Recorded data:
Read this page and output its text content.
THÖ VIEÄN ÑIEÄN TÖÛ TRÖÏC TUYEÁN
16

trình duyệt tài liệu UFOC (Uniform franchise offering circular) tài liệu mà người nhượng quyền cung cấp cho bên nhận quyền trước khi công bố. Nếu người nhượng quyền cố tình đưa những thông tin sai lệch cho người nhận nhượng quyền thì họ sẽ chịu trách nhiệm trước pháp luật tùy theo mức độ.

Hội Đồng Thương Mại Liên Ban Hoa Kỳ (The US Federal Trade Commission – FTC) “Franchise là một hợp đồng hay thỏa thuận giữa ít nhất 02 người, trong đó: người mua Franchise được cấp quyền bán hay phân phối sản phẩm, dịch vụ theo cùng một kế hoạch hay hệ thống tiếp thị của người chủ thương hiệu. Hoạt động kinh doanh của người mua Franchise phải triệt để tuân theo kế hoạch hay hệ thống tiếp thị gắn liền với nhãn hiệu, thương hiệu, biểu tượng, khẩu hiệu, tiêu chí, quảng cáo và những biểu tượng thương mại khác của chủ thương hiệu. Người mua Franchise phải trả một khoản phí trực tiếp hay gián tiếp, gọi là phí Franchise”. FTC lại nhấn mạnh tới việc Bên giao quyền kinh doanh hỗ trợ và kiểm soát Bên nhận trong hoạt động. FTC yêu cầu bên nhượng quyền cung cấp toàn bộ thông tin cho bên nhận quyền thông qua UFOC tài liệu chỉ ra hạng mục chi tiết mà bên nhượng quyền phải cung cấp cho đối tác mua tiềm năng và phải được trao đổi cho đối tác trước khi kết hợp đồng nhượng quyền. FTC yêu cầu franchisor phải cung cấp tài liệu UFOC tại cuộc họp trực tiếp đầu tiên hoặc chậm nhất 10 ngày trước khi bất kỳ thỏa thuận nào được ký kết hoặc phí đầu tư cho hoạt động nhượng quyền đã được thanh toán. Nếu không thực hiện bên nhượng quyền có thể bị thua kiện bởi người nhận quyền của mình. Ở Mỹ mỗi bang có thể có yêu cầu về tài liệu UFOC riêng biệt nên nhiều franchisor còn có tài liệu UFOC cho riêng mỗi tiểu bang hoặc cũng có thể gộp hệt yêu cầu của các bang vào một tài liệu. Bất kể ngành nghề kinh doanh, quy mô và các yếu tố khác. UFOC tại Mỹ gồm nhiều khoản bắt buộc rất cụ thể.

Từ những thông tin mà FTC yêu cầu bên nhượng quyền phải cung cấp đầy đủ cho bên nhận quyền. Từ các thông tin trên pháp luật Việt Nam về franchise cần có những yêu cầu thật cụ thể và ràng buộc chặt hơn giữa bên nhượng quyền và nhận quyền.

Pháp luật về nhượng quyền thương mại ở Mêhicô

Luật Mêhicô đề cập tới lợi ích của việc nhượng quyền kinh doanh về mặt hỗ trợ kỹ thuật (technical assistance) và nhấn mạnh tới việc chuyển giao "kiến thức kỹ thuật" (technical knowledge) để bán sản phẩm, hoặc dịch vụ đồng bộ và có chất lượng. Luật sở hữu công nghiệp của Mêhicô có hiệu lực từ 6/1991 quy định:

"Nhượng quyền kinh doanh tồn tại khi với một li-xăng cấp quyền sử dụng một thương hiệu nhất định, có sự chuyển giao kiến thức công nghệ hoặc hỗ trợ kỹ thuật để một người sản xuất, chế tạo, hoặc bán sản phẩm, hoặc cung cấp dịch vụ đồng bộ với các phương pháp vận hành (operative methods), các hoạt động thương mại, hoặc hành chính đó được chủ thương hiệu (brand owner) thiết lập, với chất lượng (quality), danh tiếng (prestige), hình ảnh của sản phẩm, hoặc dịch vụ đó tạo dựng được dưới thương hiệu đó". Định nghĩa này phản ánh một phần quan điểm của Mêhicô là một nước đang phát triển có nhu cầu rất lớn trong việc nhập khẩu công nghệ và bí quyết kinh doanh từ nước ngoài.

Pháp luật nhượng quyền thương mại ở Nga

* **EXERCISE PROMPT**: Output the listing above word for word.

* **SOLUTION TO THIS PROBLEM**:
Read this page and output its text content.
THÖ VIEÄN ÑIEÄN TÖÛ TRÖÏC TUYEÁN
16

trình duyệt tài liệu UFOC (Uniform franchise offering circular) tài liệu mà người nhượng quyền cung cấp cho bên nhận quyền trước khi công bố. Nếu người nhượng quyền cố tình đưa những thông tin sai lệch cho người nhận nhượng quyền thì họ sẽ chịu trách nhiệm trước pháp luật tùy theo mức độ.

Hội Đồng Thương Mại Liên Ban Hoa Kỳ (The US Federal Trade Commission – FTC) “Franchise là một hợp đồng hay thỏa thuận giữa ít nhất 02 người, trong đó: người mua Franchise được cấp quyền bán hay phân phối sản phẩm, dịch vụ theo cùng một kế hoạch hay hệ thống tiếp thị của người chủ thương hiệu. Hoạt động kinh doanh của người mua Franchise phải triệt để tuân theo kế hoạch hay hệ thống tiếp thị gắn liền với nhãn hiệu, thương hiệu, biểu tượng, khẩu hiệu, tiêu chí, quảng cáo và những biểu tượng thương mại khác của chủ thương hiệu. Người mua Franchise phải trả một khoản phí trực tiếp hay gián tiếp, gọi là phí Franchise”. FTC lại nhấn mạnh tới việc Bên giao quyền kinh doanh hỗ trợ và kiểm soát Bên nhận trong hoạt động. FTC yêu cầu bên nhượng quyền cung cấp toàn bộ thông tin cho bên nhận quyền thông qua UFOC tài liệu chỉ ra hạng mục chi tiết mà bên nhượng quyền phải cung cấp cho đối tác mua tiềm năng và phải được trao đổi cho đối tác trước khi kết hợp đồng nhượng quyền. FTC yêu cầu franchisor phải cung cấp tài liệu UFOC tại cuộc họp trực tiếp đầu tiên hoặc chậm nhất 10 ngày trước khi bất kỳ thỏa thuận nào được ký kết hoặc phí đầu tư cho hoạt động nhượng quyền đã được thanh toán. Nếu không thực hiện bên nhượng quyền có thể bị thua kiện bởi người nhận quyền của mình. Ở Mỹ mỗi bang có thể có yêu cầu về tài liệu UFOC riêng biệt nên nhiều franchisor còn có tài liệu UFOC cho riêng mỗi tiểu bang hoặc cũng có thể gộp hệt yêu cầu của các bang vào một tài liệu. Bất kể ngành nghề kinh doanh, quy mô và các yếu tố khác. UFOC tại Mỹ gồm nhiều khoản bắt buộc rất cụ thể.

Từ những thông tin mà FTC yêu cầu bên nhượng quyền phải cung cấp đầy đủ cho bên nhận quyền. Từ các thông tin trên pháp luật Việt Nam về franchise cần có những yêu cầu thật cụ thể và ràng buộc chặt hơn giữa bên nhượng quyền và nhận quyền.

Pháp luật về nhượng quyền thương mại ở Mêhicô

Luật Mêhicô đề cập tới lợi ích của việc nhượng quyền kinh doanh về mặt hỗ trợ kỹ thuật (technical assistance) và nhấn mạnh tới việc chuyển giao "kiến thức kỹ thuật" (technical knowledge) để bán sản phẩm, hoặc dịch vụ đồng bộ và có chất lượng. Luật sở hữu công nghiệp của Mêhicô có hiệu lực từ 6/1991 quy định:

"Nhượng quyền kinh doanh tồn tại khi với một li-xăng cấp quyền sử dụng một thương hiệu nhất định, có sự chuyển giao kiến thức công nghệ hoặc hỗ trợ kỹ thuật để một người sản xuất, chế tạo, hoặc bán sản phẩm, hoặc cung cấp dịch vụ đồng bộ với các phương pháp vận hành (operative methods), các hoạt động thương mại, hoặc hành chính đó được chủ thương hiệu (brand owner) thiết lập, với chất lượng (quality), danh tiếng (prestige), hình ảnh của sản phẩm, hoặc dịch vụ đó tạo dựng được dưới thương hiệu đó". Định nghĩa này phản ánh một phần quan điểm của Mêhicô là một nước đang phát triển có nhu cầu rất lớn trong việc nhập khẩu công nghệ và bí quyết kinh doanh từ nước ngoài.

Pháp luật nhượng quyền thương mại ở Nga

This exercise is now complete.